(DIRECTION):
Search the records for the word "title" and report each line that has it.

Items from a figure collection
___

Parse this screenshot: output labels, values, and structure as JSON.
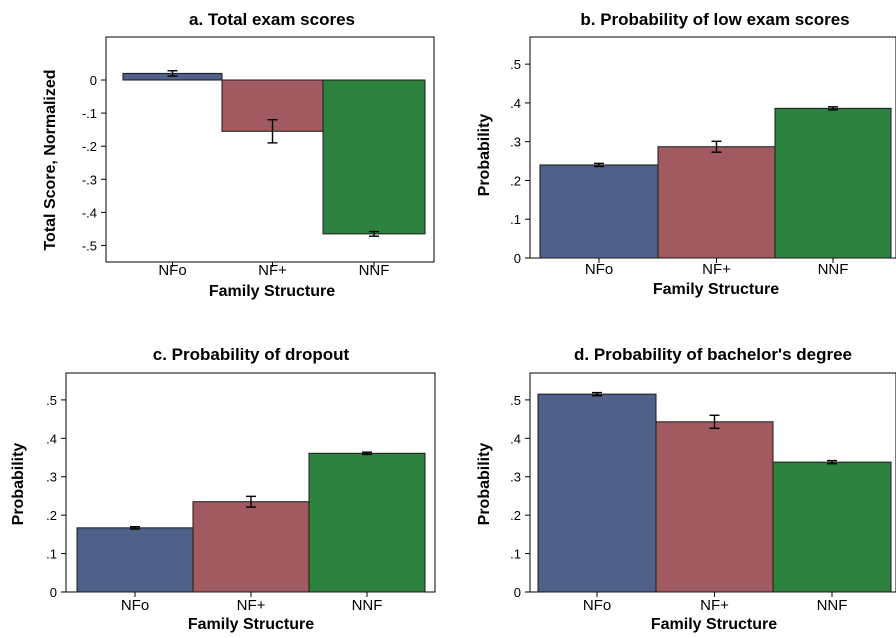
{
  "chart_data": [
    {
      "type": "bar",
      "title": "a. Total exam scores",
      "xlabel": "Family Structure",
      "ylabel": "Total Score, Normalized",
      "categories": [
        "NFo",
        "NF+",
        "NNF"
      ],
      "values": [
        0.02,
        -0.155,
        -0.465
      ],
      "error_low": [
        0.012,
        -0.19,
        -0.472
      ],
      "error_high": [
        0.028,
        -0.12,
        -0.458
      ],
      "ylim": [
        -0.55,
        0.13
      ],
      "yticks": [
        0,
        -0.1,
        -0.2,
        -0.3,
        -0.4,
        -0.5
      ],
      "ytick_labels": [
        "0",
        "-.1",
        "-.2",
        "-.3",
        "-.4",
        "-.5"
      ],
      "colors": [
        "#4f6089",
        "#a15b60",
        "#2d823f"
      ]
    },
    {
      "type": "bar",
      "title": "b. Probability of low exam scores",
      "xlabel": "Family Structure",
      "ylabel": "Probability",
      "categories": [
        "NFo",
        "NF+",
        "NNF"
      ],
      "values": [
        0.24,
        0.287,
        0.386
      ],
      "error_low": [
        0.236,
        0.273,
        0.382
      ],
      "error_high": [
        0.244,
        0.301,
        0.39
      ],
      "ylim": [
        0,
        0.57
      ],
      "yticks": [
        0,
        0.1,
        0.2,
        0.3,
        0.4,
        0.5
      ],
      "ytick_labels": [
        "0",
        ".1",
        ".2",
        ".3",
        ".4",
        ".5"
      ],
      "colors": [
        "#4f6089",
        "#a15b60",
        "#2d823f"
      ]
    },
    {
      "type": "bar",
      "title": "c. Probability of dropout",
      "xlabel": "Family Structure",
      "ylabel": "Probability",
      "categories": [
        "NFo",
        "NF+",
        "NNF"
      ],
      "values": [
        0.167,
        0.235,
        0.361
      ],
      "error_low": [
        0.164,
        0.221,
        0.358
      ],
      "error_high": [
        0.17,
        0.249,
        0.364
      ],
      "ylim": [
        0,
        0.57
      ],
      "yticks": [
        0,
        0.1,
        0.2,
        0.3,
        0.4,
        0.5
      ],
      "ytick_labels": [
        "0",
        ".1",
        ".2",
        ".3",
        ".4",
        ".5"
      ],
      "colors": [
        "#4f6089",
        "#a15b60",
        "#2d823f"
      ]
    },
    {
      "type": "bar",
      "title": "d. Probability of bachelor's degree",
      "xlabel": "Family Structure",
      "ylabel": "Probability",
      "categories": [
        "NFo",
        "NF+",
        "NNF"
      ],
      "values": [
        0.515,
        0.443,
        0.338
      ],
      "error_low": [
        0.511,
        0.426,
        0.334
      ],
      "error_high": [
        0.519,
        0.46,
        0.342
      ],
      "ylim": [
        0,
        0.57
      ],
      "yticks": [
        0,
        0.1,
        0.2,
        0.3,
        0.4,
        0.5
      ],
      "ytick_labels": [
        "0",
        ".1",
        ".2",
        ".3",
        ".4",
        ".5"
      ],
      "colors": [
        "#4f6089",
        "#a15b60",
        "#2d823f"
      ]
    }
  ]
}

___

(COMPLETED TASK):
      "title": "a. Total exam scores",
      "title": "b. Probability of low exam scores",
      "title": "c. Probability of dropout",
      "title": "d. Probability of bachelor's degree",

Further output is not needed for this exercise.